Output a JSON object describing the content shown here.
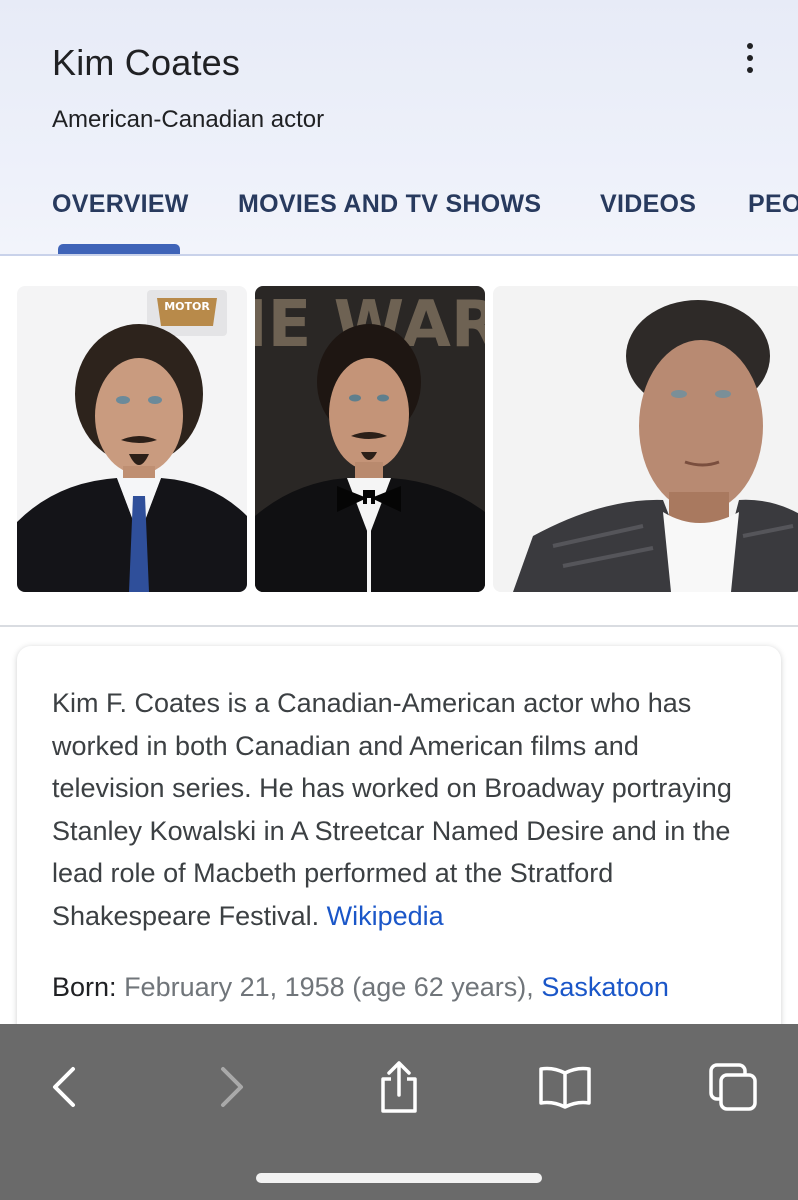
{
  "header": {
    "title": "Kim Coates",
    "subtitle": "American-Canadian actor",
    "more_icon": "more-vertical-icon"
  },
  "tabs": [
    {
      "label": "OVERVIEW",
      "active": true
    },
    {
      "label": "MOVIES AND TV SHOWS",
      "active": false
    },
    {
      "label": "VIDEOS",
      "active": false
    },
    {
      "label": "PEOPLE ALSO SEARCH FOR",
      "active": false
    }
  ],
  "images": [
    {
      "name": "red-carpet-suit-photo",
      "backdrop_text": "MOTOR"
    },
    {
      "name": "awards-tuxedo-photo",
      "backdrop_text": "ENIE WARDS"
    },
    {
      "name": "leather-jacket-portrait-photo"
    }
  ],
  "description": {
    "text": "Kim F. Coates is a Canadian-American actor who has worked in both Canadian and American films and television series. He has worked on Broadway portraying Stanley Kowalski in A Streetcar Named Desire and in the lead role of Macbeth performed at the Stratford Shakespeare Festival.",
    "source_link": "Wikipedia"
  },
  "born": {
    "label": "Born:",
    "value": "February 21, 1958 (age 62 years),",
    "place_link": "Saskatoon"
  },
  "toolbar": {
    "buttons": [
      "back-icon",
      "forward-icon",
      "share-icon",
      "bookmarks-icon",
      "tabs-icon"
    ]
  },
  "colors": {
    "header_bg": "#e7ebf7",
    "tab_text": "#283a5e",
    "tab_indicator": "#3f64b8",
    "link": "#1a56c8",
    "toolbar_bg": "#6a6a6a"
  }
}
◇ ◇ ◇ ◇ ◇ ◇ ◇
▶ Written task:
Track down every line with the word "photo" and copy it.

▶ Answer to the task:
      "name": "red-carpet-suit-photo",
      "name": "awards-tuxedo-photo",
      "name": "leather-jacket-portrait-photo"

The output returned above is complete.